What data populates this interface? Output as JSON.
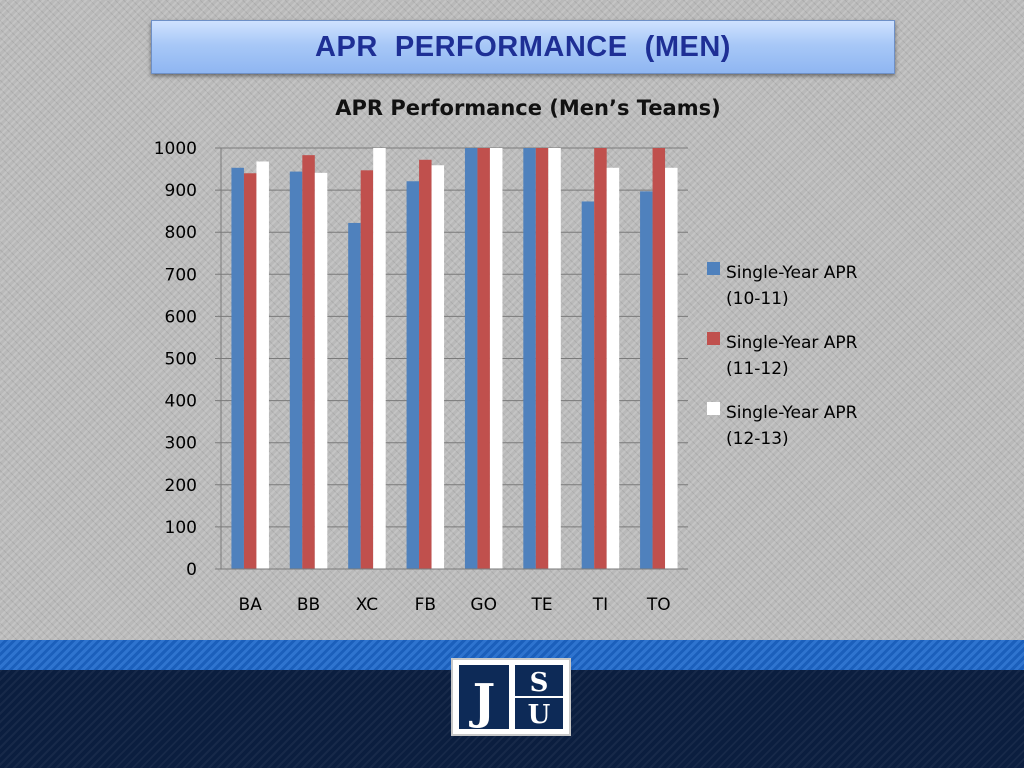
{
  "slide": {
    "title": "APR  PERFORMANCE  (MEN)"
  },
  "logo": {
    "letters": [
      "J",
      "S",
      "U"
    ]
  },
  "colors": {
    "series_1": "#4f81bd",
    "series_2": "#c0504d",
    "series_3": "#ffffff",
    "title_text": "#1e2f95",
    "footer_navy": "#0b1e3f",
    "footer_blue": "#2f74cf"
  },
  "chart_data": {
    "type": "bar",
    "title": "APR Performance (Men’s Teams)",
    "xlabel": "",
    "ylabel": "",
    "categories": [
      "BA",
      "BB",
      "XC",
      "FB",
      "GO",
      "TE",
      "TI",
      "TO"
    ],
    "ylim": [
      0,
      1000
    ],
    "yticks": [
      0,
      100,
      200,
      300,
      400,
      500,
      600,
      700,
      800,
      900,
      1000
    ],
    "grid": true,
    "legend_position": "right",
    "series": [
      {
        "name": "Single-Year APR (10-11)",
        "legend_lines": [
          "Single-Year APR",
          "(10-11)"
        ],
        "color": "#4f81bd",
        "values": [
          953,
          944,
          822,
          921,
          1000,
          1000,
          873,
          897
        ]
      },
      {
        "name": "Single-Year APR (11-12)",
        "legend_lines": [
          "Single-Year APR",
          "(11-12)"
        ],
        "color": "#c0504d",
        "values": [
          940,
          983,
          947,
          972,
          1000,
          1000,
          1000,
          1000
        ]
      },
      {
        "name": "Single-Year APR (12-13)",
        "legend_lines": [
          "Single-Year APR",
          "(12-13)"
        ],
        "color": "#ffffff",
        "values": [
          968,
          941,
          1000,
          959,
          1000,
          1000,
          953,
          953
        ]
      }
    ]
  }
}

-=-=-=-=-

Exercise prompt
Copy the material above in full and exactly, skipping pictures.

Task answer
What data populates this interface? Output as JSON.
{
  "slide": {
    "title": "APR  PERFORMANCE  (MEN)"
  },
  "logo": {
    "letters": [
      "J",
      "S",
      "U"
    ]
  },
  "colors": {
    "series_1": "#4f81bd",
    "series_2": "#c0504d",
    "series_3": "#ffffff",
    "title_text": "#1e2f95",
    "footer_navy": "#0b1e3f",
    "footer_blue": "#2f74cf"
  },
  "chart_data": {
    "type": "bar",
    "title": "APR Performance (Men’s Teams)",
    "xlabel": "",
    "ylabel": "",
    "categories": [
      "BA",
      "BB",
      "XC",
      "FB",
      "GO",
      "TE",
      "TI",
      "TO"
    ],
    "ylim": [
      0,
      1000
    ],
    "yticks": [
      0,
      100,
      200,
      300,
      400,
      500,
      600,
      700,
      800,
      900,
      1000
    ],
    "grid": true,
    "legend_position": "right",
    "series": [
      {
        "name": "Single-Year APR (10-11)",
        "legend_lines": [
          "Single-Year APR",
          "(10-11)"
        ],
        "color": "#4f81bd",
        "values": [
          953,
          944,
          822,
          921,
          1000,
          1000,
          873,
          897
        ]
      },
      {
        "name": "Single-Year APR (11-12)",
        "legend_lines": [
          "Single-Year APR",
          "(11-12)"
        ],
        "color": "#c0504d",
        "values": [
          940,
          983,
          947,
          972,
          1000,
          1000,
          1000,
          1000
        ]
      },
      {
        "name": "Single-Year APR (12-13)",
        "legend_lines": [
          "Single-Year APR",
          "(12-13)"
        ],
        "color": "#ffffff",
        "values": [
          968,
          941,
          1000,
          959,
          1000,
          1000,
          953,
          953
        ]
      }
    ]
  }
}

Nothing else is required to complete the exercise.